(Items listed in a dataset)
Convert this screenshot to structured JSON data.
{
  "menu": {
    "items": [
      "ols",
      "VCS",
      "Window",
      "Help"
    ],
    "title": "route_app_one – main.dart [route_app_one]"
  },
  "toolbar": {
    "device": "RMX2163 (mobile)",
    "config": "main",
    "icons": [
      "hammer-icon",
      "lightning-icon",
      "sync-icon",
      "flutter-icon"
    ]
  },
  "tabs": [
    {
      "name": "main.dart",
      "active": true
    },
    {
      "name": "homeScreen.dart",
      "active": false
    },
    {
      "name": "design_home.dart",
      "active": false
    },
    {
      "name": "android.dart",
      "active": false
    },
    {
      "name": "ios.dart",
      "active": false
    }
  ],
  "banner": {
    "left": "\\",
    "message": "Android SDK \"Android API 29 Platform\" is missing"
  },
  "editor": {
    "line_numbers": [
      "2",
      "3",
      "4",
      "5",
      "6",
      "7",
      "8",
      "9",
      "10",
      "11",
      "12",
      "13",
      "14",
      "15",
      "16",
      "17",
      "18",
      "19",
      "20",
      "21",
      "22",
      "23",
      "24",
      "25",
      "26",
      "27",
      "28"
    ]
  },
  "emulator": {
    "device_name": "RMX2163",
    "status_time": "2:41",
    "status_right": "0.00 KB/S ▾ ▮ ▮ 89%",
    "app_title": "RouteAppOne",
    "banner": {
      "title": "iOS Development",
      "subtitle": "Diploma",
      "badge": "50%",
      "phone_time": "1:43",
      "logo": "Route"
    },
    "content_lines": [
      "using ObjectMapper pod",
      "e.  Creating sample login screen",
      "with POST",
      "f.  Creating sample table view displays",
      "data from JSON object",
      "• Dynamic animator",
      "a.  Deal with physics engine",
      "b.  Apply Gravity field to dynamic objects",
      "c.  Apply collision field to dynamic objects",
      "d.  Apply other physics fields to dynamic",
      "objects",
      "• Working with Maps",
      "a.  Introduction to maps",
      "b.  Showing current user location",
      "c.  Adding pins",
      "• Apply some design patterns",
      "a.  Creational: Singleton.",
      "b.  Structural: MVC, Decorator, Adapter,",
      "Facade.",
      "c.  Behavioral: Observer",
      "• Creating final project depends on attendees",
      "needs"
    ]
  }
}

• _Set exercise_
Provide an exact reproduction of all the entries shown above.

• _Exercise solution_
Convert this screenshot to structured JSON data.
{
  "menu": {
    "items": [
      "ols",
      "VCS",
      "Window",
      "Help"
    ],
    "title": "route_app_one – main.dart [route_app_one]"
  },
  "toolbar": {
    "device": "RMX2163 (mobile)",
    "config": "main",
    "icons": [
      "hammer-icon",
      "lightning-icon",
      "sync-icon",
      "flutter-icon"
    ]
  },
  "tabs": [
    {
      "name": "main.dart",
      "active": true
    },
    {
      "name": "homeScreen.dart",
      "active": false
    },
    {
      "name": "design_home.dart",
      "active": false
    },
    {
      "name": "android.dart",
      "active": false
    },
    {
      "name": "ios.dart",
      "active": false
    }
  ],
  "banner": {
    "left": "\\",
    "message": "Android SDK \"Android API 29 Platform\" is missing"
  },
  "editor": {
    "line_numbers": [
      "2",
      "3",
      "4",
      "5",
      "6",
      "7",
      "8",
      "9",
      "10",
      "11",
      "12",
      "13",
      "14",
      "15",
      "16",
      "17",
      "18",
      "19",
      "20",
      "21",
      "22",
      "23",
      "24",
      "25",
      "26",
      "27",
      "28"
    ]
  },
  "emulator": {
    "device_name": "RMX2163",
    "status_time": "2:41",
    "status_right": "0.00 KB/S ▾ ▮ ▮ 89%",
    "app_title": "RouteAppOne",
    "banner": {
      "title": "iOS Development",
      "subtitle": "Diploma",
      "badge": "50%",
      "phone_time": "1:43",
      "logo": "Route"
    },
    "content_lines": [
      "using ObjectMapper pod",
      "e.  Creating sample login screen",
      "with POST",
      "f.  Creating sample table view displays",
      "data from JSON object",
      "• Dynamic animator",
      "a.  Deal with physics engine",
      "b.  Apply Gravity field to dynamic objects",
      "c.  Apply collision field to dynamic objects",
      "d.  Apply other physics fields to dynamic",
      "objects",
      "• Working with Maps",
      "a.  Introduction to maps",
      "b.  Showing current user location",
      "c.  Adding pins",
      "• Apply some design patterns",
      "a.  Creational: Singleton.",
      "b.  Structural: MVC, Decorator, Adapter,",
      "Facade.",
      "c.  Behavioral: Observer",
      "• Creating final project depends on attendees",
      "needs"
    ]
  }
}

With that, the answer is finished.